» YOUR OBJECTIVE
Take from the listing each line that has the string "chuyện".

» PROVIDED MATERIAL
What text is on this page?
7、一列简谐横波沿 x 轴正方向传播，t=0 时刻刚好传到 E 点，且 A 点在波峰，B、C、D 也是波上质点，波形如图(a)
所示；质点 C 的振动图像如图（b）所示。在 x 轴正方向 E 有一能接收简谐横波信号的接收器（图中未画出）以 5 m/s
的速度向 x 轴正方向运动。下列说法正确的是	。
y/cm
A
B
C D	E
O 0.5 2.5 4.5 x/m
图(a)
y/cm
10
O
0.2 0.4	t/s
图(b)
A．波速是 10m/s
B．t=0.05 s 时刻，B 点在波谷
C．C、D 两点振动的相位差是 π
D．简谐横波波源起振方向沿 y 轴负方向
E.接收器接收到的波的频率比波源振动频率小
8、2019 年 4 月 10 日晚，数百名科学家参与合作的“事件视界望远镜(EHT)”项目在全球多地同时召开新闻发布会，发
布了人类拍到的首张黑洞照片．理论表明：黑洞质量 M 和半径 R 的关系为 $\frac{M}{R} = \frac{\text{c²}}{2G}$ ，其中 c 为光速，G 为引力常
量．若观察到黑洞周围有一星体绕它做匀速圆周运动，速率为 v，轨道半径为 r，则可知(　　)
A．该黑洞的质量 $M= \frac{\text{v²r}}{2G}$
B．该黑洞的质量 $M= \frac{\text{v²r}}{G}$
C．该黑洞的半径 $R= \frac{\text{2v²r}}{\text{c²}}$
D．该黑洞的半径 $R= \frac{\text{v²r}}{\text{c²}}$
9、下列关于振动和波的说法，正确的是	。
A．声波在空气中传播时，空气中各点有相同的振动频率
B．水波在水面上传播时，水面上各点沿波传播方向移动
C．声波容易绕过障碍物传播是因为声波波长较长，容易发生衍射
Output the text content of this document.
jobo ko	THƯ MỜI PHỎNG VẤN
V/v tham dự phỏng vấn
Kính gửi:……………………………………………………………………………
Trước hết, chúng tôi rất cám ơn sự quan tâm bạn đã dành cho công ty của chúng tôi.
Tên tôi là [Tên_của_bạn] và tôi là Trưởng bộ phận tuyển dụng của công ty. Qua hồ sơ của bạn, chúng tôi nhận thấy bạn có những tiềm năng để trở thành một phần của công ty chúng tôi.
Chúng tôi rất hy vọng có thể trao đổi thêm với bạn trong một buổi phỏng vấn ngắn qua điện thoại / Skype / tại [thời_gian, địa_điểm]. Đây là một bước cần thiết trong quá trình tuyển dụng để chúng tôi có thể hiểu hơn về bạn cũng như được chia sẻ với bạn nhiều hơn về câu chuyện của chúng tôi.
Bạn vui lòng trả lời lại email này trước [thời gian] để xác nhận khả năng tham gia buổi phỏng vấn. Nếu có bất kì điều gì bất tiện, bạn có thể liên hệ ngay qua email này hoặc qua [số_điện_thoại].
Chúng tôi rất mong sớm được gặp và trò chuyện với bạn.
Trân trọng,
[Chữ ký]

» EXERCISE SOLUTION
Chúng tôi rất hy vọng có thể trao đổi thêm với bạn trong một buổi phỏng vấn ngắn qua điện thoại / Skype / tại [thời_gian, địa_điểm]. Đây là một bước cần thiết trong quá trình tuyển dụng để chúng tôi có thể hiểu hơn về bạn cũng như được chia sẻ với bạn nhiều hơn về câu chuyện của chúng tôi.
Chúng tôi rất mong sớm được gặp và trò chuyện với bạn.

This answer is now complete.